# GOAL:
How many of the lines that follow contain the word "written"? Give only the number.

___ EXTRACTED DATA ___

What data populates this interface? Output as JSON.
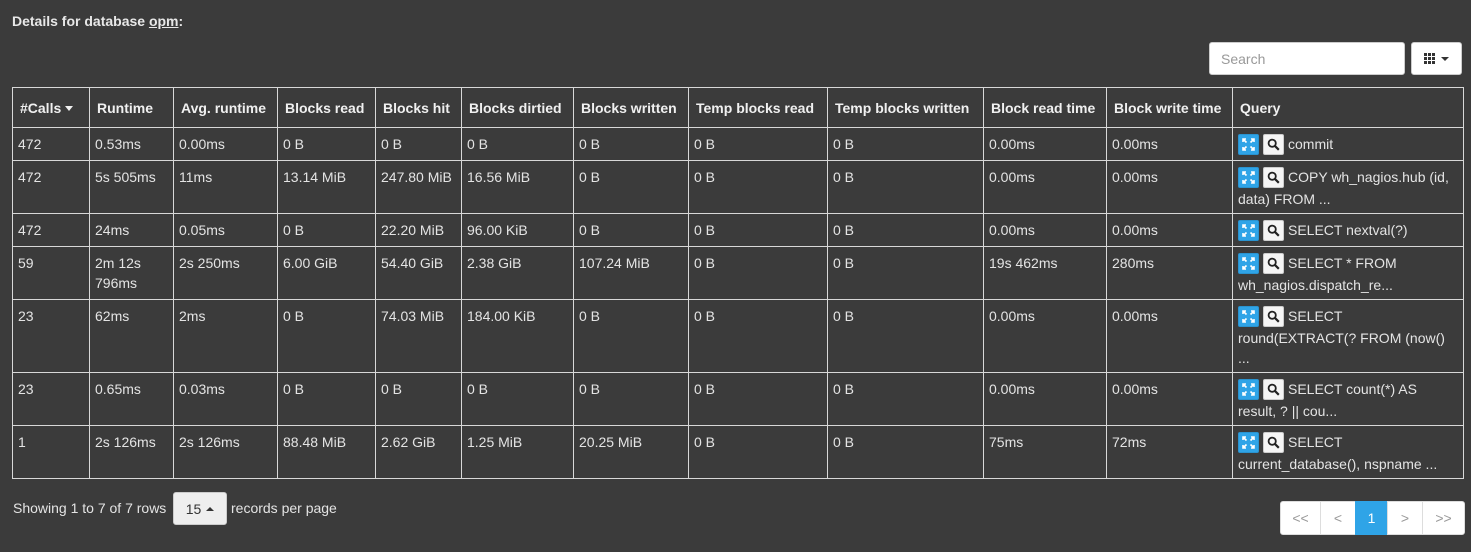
{
  "header": {
    "prefix": "Details for database ",
    "db_name": "opm",
    "suffix": ":"
  },
  "search": {
    "placeholder": "Search"
  },
  "columns": [
    "#Calls",
    "Runtime",
    "Avg. runtime",
    "Blocks read",
    "Blocks hit",
    "Blocks dirtied",
    "Blocks written",
    "Temp blocks read",
    "Temp blocks written",
    "Block read time",
    "Block write time",
    "Query"
  ],
  "rows": [
    [
      "472",
      "0.53ms",
      "0.00ms",
      "0 B",
      "0 B",
      "0 B",
      "0 B",
      "0 B",
      "0 B",
      "0.00ms",
      "0.00ms",
      "commit"
    ],
    [
      "472",
      "5s 505ms",
      "11ms",
      "13.14 MiB",
      "247.80 MiB",
      "16.56 MiB",
      "0 B",
      "0 B",
      "0 B",
      "0.00ms",
      "0.00ms",
      "COPY wh_nagios.hub (id, data) FROM ..."
    ],
    [
      "472",
      "24ms",
      "0.05ms",
      "0 B",
      "22.20 MiB",
      "96.00 KiB",
      "0 B",
      "0 B",
      "0 B",
      "0.00ms",
      "0.00ms",
      "SELECT nextval(?)"
    ],
    [
      "59",
      "2m 12s 796ms",
      "2s 250ms",
      "6.00 GiB",
      "54.40 GiB",
      "2.38 GiB",
      "107.24 MiB",
      "0 B",
      "0 B",
      "19s 462ms",
      "280ms",
      "SELECT * FROM wh_nagios.dispatch_re..."
    ],
    [
      "23",
      "62ms",
      "2ms",
      "0 B",
      "74.03 MiB",
      "184.00 KiB",
      "0 B",
      "0 B",
      "0 B",
      "0.00ms",
      "0.00ms",
      "SELECT round(EXTRACT(? FROM (now() ..."
    ],
    [
      "23",
      "0.65ms",
      "0.03ms",
      "0 B",
      "0 B",
      "0 B",
      "0 B",
      "0 B",
      "0 B",
      "0.00ms",
      "0.00ms",
      "SELECT count(*) AS result, ? || cou..."
    ],
    [
      "1",
      "2s 126ms",
      "2s 126ms",
      "88.48 MiB",
      "2.62 GiB",
      "1.25 MiB",
      "20.25 MiB",
      "0 B",
      "0 B",
      "75ms",
      "72ms",
      "SELECT current_database(), nspname ..."
    ]
  ],
  "footer": {
    "showing": "Showing 1 to 7 of 7 rows",
    "per_page_value": "15",
    "per_page_suffix": "records per page"
  },
  "pagination": {
    "first": "<<",
    "prev": "<",
    "current": "1",
    "next": ">",
    "last": ">>"
  },
  "icons": {
    "columns_toggle": "grid-icon",
    "expand": "expand-icon",
    "zoom": "magnifier-icon"
  },
  "colors": {
    "background": "#3b3b3b",
    "accent": "#2fa4e7",
    "border": "#d8d8d8"
  }
}
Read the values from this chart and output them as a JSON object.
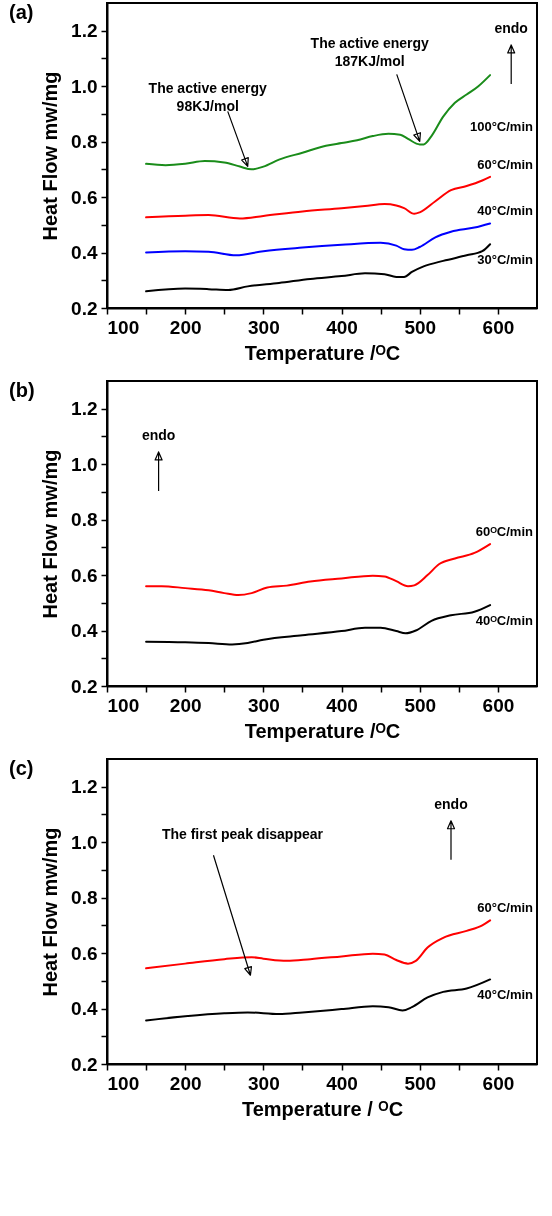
{
  "chart_data": [
    {
      "type": "line",
      "title": "(a)",
      "xlabel": "Temperature /ᴼC",
      "ylabel": "Heat Flow mw/mg",
      "xlim": [
        100,
        650
      ],
      "xticks": [
        100,
        {
          "value": 150,
          "label": null
        },
        200,
        {
          "value": 250,
          "label": null
        },
        300,
        {
          "value": 350,
          "label": null
        },
        400,
        {
          "value": 450,
          "label": null
        },
        500,
        {
          "value": 550,
          "label": null
        },
        600
      ],
      "ylim": [
        0.2,
        1.3
      ],
      "yticks": [
        0.2,
        {
          "value": 0.3,
          "label": null
        },
        0.4,
        {
          "value": 0.5,
          "label": null
        },
        0.6,
        {
          "value": 0.7,
          "label": null
        },
        0.8,
        {
          "value": 0.9,
          "label": null
        },
        {
          "value": 1.0,
          "label": "1.0"
        },
        {
          "value": 1.1,
          "label": null
        },
        1.2
      ],
      "annotations": [
        {
          "text": "The active energy\n98KJ/mol",
          "x": 280,
          "y": 0.7
        },
        {
          "text": "The active energy\n187KJ/mol",
          "x": 500,
          "y": 0.79
        },
        "endo"
      ],
      "series": [
        {
          "name": "100°C/min",
          "color": "#1a8c1a",
          "x": [
            150,
            175,
            200,
            225,
            250,
            270,
            285,
            300,
            320,
            350,
            380,
            400,
            420,
            440,
            460,
            475,
            485,
            500,
            505,
            515,
            530,
            545,
            560,
            575,
            590
          ],
          "values": [
            0.72,
            0.715,
            0.72,
            0.73,
            0.725,
            0.71,
            0.7,
            0.71,
            0.735,
            0.76,
            0.785,
            0.795,
            0.805,
            0.82,
            0.828,
            0.825,
            0.81,
            0.79,
            0.79,
            0.82,
            0.89,
            0.94,
            0.97,
            1.0,
            1.04
          ]
        },
        {
          "name": "60°C/min",
          "color": "#ff0000",
          "x": [
            150,
            200,
            230,
            270,
            300,
            350,
            400,
            430,
            455,
            470,
            480,
            493,
            500,
            520,
            540,
            560,
            580,
            590
          ],
          "values": [
            0.527,
            0.533,
            0.535,
            0.523,
            0.532,
            0.548,
            0.56,
            0.568,
            0.575,
            0.57,
            0.56,
            0.54,
            0.545,
            0.585,
            0.625,
            0.64,
            0.66,
            0.673
          ]
        },
        {
          "name": "40°C/min",
          "color": "#0000ff",
          "x": [
            150,
            200,
            230,
            265,
            300,
            350,
            400,
            450,
            470,
            480,
            490,
            500,
            520,
            540,
            570,
            590
          ],
          "values": [
            0.4,
            0.405,
            0.403,
            0.39,
            0.405,
            0.418,
            0.428,
            0.435,
            0.425,
            0.412,
            0.41,
            0.42,
            0.455,
            0.475,
            0.49,
            0.505
          ]
        },
        {
          "name": "30°C/min",
          "color": "#000000",
          "x": [
            150,
            200,
            230,
            255,
            280,
            320,
            360,
            400,
            430,
            455,
            470,
            480,
            490,
            505,
            530,
            560,
            580,
            590
          ],
          "values": [
            0.26,
            0.27,
            0.268,
            0.265,
            0.278,
            0.29,
            0.305,
            0.315,
            0.325,
            0.322,
            0.312,
            0.312,
            0.33,
            0.35,
            0.37,
            0.39,
            0.405,
            0.43
          ]
        }
      ]
    },
    {
      "type": "line",
      "title": "(b)",
      "xlabel": "Temperature /ᴼC",
      "ylabel": "Heat Flow mw/mg",
      "xlim": [
        100,
        650
      ],
      "xticks": [
        100,
        {
          "value": 150,
          "label": null
        },
        200,
        {
          "value": 250,
          "label": null
        },
        300,
        {
          "value": 350,
          "label": null
        },
        400,
        {
          "value": 450,
          "label": null
        },
        500,
        {
          "value": 550,
          "label": null
        },
        600
      ],
      "ylim": [
        0.2,
        1.3
      ],
      "yticks": [
        0.2,
        {
          "value": 0.3,
          "label": null
        },
        0.4,
        {
          "value": 0.5,
          "label": null
        },
        0.6,
        {
          "value": 0.7,
          "label": null
        },
        0.8,
        {
          "value": 0.9,
          "label": null
        },
        {
          "value": 1.0,
          "label": "1.0"
        },
        {
          "value": 1.1,
          "label": null
        },
        1.2
      ],
      "annotations": [
        "endo"
      ],
      "series": [
        {
          "name": "60ᴼC/min",
          "color": "#ff0000",
          "x": [
            150,
            170,
            200,
            230,
            250,
            268,
            285,
            305,
            330,
            360,
            400,
            440,
            455,
            470,
            485,
            493,
            510,
            525,
            545,
            570,
            590
          ],
          "values": [
            0.56,
            0.56,
            0.553,
            0.545,
            0.535,
            0.528,
            0.535,
            0.555,
            0.562,
            0.577,
            0.588,
            0.598,
            0.595,
            0.578,
            0.56,
            0.563,
            0.6,
            0.64,
            0.66,
            0.68,
            0.712
          ]
        },
        {
          "name": "40ᴼC/min",
          "color": "#000000",
          "x": [
            150,
            200,
            230,
            260,
            280,
            300,
            350,
            400,
            430,
            450,
            470,
            482,
            495,
            515,
            540,
            570,
            590
          ],
          "values": [
            0.36,
            0.358,
            0.355,
            0.35,
            0.355,
            0.367,
            0.383,
            0.398,
            0.41,
            0.41,
            0.398,
            0.39,
            0.4,
            0.435,
            0.455,
            0.468,
            0.492
          ]
        }
      ]
    },
    {
      "type": "line",
      "title": "(c)",
      "xlabel": "Temperature / ᴼC",
      "ylabel": "Heat Flow mw/mg",
      "xlim": [
        100,
        650
      ],
      "xticks": [
        100,
        {
          "value": 150,
          "label": null
        },
        200,
        {
          "value": 250,
          "label": null
        },
        300,
        {
          "value": 350,
          "label": null
        },
        400,
        {
          "value": 450,
          "label": null
        },
        500,
        {
          "value": 550,
          "label": null
        },
        600
      ],
      "ylim": [
        0.2,
        1.3
      ],
      "yticks": [
        0.2,
        {
          "value": 0.3,
          "label": null
        },
        0.4,
        {
          "value": 0.5,
          "label": null
        },
        0.6,
        {
          "value": 0.7,
          "label": null
        },
        0.8,
        {
          "value": 0.9,
          "label": null
        },
        {
          "value": 1.0,
          "label": "1.0"
        },
        {
          "value": 1.1,
          "label": null
        },
        1.2
      ],
      "annotations": [
        "The first peak disappear",
        "endo"
      ],
      "series": [
        {
          "name": "60°C/min",
          "color": "#ff0000",
          "x": [
            150,
            200,
            250,
            285,
            300,
            330,
            360,
            400,
            440,
            455,
            470,
            485,
            495,
            510,
            530,
            560,
            580,
            590
          ],
          "values": [
            0.545,
            0.562,
            0.578,
            0.585,
            0.58,
            0.572,
            0.578,
            0.588,
            0.598,
            0.595,
            0.575,
            0.562,
            0.572,
            0.62,
            0.655,
            0.68,
            0.7,
            0.718
          ]
        },
        {
          "name": "40°C/min",
          "color": "#000000",
          "x": [
            150,
            200,
            250,
            280,
            320,
            350,
            400,
            440,
            460,
            478,
            490,
            510,
            530,
            560,
            590
          ],
          "values": [
            0.357,
            0.372,
            0.383,
            0.386,
            0.38,
            0.386,
            0.398,
            0.408,
            0.405,
            0.393,
            0.405,
            0.44,
            0.46,
            0.472,
            0.505
          ]
        }
      ]
    }
  ]
}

___

# COMPLETE OUTPUT:
2